A run of data:
::::::::::

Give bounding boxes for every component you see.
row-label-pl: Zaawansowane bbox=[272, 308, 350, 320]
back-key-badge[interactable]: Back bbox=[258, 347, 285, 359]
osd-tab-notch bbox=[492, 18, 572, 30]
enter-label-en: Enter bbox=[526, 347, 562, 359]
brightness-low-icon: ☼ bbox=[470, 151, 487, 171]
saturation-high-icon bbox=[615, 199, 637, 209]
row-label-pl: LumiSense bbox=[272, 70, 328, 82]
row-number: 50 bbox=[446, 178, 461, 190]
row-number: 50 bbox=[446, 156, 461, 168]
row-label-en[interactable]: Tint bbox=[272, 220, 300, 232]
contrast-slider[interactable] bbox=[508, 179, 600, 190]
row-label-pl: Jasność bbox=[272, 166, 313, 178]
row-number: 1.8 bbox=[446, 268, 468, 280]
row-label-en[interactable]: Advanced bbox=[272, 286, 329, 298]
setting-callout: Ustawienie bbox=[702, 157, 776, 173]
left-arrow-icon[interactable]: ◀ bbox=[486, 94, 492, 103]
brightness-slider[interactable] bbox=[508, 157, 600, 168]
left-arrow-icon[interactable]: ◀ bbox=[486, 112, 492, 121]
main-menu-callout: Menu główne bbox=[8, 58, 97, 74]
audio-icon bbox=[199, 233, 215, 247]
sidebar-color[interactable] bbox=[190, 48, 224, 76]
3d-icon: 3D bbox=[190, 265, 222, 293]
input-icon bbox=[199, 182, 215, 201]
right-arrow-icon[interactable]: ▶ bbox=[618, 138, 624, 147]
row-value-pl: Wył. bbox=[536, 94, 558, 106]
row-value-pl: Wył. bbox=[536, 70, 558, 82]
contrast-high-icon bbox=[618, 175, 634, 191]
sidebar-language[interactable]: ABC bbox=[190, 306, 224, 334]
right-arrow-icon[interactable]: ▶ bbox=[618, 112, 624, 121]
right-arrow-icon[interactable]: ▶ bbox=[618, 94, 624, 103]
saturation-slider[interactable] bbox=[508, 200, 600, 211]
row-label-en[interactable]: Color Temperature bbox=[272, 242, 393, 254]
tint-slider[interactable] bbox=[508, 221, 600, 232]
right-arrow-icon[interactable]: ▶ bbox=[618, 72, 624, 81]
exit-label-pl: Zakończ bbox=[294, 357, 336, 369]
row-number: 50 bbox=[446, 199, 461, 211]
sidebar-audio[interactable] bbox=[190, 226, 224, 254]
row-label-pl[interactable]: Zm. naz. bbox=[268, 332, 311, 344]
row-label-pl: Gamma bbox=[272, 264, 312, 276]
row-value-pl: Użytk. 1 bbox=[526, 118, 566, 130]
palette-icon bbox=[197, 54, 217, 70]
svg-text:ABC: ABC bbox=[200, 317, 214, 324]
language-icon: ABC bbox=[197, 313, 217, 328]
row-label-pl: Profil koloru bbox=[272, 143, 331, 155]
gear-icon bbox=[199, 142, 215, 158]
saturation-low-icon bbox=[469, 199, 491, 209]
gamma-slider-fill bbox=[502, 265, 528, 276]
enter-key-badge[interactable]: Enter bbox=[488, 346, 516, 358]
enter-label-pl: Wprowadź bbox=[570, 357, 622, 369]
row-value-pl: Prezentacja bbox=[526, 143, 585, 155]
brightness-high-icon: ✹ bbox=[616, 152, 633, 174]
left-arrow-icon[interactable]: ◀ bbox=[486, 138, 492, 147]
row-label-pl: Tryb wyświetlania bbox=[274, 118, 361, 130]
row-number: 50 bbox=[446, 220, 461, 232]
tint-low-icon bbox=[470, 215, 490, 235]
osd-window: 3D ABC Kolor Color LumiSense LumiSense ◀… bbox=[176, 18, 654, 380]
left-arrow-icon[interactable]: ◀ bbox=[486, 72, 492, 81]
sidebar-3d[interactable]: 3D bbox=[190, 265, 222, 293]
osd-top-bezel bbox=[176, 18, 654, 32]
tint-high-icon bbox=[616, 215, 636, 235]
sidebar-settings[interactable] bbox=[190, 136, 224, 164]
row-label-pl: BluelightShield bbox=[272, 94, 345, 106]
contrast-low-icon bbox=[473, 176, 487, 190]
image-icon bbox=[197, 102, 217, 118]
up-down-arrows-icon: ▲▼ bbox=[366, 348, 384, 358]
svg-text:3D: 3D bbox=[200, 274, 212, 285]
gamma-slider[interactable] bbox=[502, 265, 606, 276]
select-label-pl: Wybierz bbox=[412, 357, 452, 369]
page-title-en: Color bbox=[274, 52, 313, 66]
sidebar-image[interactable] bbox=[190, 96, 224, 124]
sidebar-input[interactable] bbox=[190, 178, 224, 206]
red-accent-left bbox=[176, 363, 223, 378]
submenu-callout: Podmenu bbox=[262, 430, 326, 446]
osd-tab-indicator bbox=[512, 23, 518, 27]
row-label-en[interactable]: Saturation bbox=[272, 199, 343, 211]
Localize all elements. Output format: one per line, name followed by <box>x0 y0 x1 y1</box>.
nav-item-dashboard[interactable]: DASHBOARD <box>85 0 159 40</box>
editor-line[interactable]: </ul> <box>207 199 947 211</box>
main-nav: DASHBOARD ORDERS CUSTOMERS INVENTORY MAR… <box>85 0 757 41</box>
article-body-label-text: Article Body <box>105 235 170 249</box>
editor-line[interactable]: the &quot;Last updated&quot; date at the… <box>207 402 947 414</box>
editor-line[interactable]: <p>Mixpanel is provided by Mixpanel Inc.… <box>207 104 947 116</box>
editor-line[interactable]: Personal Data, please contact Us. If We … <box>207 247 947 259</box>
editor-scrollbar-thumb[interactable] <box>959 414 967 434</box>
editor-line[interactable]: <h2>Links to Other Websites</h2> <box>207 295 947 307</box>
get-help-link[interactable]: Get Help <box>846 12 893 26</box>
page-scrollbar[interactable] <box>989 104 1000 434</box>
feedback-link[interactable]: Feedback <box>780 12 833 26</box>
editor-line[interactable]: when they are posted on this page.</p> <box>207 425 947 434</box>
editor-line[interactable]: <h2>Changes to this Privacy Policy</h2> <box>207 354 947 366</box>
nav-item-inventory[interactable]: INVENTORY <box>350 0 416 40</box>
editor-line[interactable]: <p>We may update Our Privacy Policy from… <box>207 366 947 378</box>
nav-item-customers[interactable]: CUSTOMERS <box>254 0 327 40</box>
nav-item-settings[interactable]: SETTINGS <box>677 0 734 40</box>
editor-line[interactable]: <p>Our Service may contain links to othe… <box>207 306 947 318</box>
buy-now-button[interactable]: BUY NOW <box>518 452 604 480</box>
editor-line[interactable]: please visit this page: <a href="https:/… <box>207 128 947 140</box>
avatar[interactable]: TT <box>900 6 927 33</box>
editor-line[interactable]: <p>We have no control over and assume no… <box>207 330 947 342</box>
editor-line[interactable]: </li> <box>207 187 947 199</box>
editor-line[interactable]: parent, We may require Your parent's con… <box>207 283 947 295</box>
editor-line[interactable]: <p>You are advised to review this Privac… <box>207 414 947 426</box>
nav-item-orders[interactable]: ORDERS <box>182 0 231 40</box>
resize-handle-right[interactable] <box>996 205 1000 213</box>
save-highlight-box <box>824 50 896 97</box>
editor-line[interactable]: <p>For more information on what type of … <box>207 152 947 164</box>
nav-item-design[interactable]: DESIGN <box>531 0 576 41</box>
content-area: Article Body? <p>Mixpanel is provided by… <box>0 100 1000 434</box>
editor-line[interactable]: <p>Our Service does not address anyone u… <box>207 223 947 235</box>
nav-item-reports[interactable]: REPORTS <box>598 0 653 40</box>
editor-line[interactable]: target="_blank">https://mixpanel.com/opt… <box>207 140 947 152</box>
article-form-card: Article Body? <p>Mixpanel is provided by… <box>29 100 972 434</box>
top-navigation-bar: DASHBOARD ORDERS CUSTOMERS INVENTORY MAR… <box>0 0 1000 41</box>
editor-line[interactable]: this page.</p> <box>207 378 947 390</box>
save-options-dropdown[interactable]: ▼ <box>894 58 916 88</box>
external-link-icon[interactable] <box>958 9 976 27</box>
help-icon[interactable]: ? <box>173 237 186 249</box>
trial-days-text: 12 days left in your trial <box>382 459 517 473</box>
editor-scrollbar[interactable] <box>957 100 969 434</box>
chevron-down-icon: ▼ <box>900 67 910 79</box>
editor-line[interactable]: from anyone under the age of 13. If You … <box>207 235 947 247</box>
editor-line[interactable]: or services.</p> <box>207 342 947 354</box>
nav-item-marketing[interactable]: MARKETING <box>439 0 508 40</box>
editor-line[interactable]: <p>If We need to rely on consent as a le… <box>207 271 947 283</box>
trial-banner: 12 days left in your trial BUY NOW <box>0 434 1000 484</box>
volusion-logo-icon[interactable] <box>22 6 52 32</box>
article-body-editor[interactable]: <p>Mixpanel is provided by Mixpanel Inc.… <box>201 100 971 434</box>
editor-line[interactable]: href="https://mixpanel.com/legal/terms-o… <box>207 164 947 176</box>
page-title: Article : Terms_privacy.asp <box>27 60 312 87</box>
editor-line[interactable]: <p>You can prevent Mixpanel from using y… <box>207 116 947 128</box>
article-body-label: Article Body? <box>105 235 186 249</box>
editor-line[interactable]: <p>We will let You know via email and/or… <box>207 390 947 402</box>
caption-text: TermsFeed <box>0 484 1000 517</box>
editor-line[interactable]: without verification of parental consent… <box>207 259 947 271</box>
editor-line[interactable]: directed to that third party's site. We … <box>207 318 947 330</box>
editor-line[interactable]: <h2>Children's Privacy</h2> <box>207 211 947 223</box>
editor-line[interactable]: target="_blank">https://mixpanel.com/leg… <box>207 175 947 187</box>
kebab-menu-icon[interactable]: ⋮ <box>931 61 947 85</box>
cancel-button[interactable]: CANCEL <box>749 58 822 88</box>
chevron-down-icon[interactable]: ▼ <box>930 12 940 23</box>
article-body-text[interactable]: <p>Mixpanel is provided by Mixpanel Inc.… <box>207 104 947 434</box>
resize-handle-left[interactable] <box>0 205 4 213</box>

::::::::::

Repeat the data verbatim, from the start through the line containing "audio-icon bbox=[199, 233, 215, 247]".

**EXERCISE RESULT:**
Give bounding boxes for every component you see.
row-label-pl: Zaawansowane bbox=[272, 308, 350, 320]
back-key-badge[interactable]: Back bbox=[258, 347, 285, 359]
osd-tab-notch bbox=[492, 18, 572, 30]
enter-label-en: Enter bbox=[526, 347, 562, 359]
brightness-low-icon: ☼ bbox=[470, 151, 487, 171]
saturation-high-icon bbox=[615, 199, 637, 209]
row-label-pl: LumiSense bbox=[272, 70, 328, 82]
row-number: 50 bbox=[446, 178, 461, 190]
row-number: 50 bbox=[446, 156, 461, 168]
row-label-en[interactable]: Tint bbox=[272, 220, 300, 232]
contrast-slider[interactable] bbox=[508, 179, 600, 190]
row-label-pl: Jasność bbox=[272, 166, 313, 178]
row-number: 1.8 bbox=[446, 268, 468, 280]
row-label-en[interactable]: Advanced bbox=[272, 286, 329, 298]
setting-callout: Ustawienie bbox=[702, 157, 776, 173]
left-arrow-icon[interactable]: ◀ bbox=[486, 94, 492, 103]
brightness-slider[interactable] bbox=[508, 157, 600, 168]
left-arrow-icon[interactable]: ◀ bbox=[486, 112, 492, 121]
main-menu-callout: Menu główne bbox=[8, 58, 97, 74]
audio-icon bbox=[199, 233, 215, 247]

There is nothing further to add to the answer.